--- START DATA ROWS ---
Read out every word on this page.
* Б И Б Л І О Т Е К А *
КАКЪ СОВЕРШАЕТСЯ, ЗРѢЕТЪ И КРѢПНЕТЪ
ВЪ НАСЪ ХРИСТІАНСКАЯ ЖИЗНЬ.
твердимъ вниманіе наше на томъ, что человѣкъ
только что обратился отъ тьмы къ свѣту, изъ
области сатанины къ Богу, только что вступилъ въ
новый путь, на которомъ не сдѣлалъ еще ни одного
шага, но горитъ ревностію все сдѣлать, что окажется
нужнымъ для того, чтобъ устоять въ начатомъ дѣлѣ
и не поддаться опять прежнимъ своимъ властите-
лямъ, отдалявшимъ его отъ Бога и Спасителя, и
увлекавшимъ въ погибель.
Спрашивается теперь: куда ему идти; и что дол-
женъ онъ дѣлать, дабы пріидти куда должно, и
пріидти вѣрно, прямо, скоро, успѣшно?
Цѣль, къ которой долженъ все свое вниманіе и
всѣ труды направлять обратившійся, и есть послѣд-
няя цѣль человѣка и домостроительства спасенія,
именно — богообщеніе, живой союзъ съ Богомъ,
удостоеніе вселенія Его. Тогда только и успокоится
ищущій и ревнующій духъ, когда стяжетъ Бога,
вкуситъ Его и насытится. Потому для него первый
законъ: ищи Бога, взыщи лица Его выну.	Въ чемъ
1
--- END DATA ROWS ---
- WHAT IS NEEDED
State only the count of lines above that hold the string "Бога".

- RESPONSE BELOW
3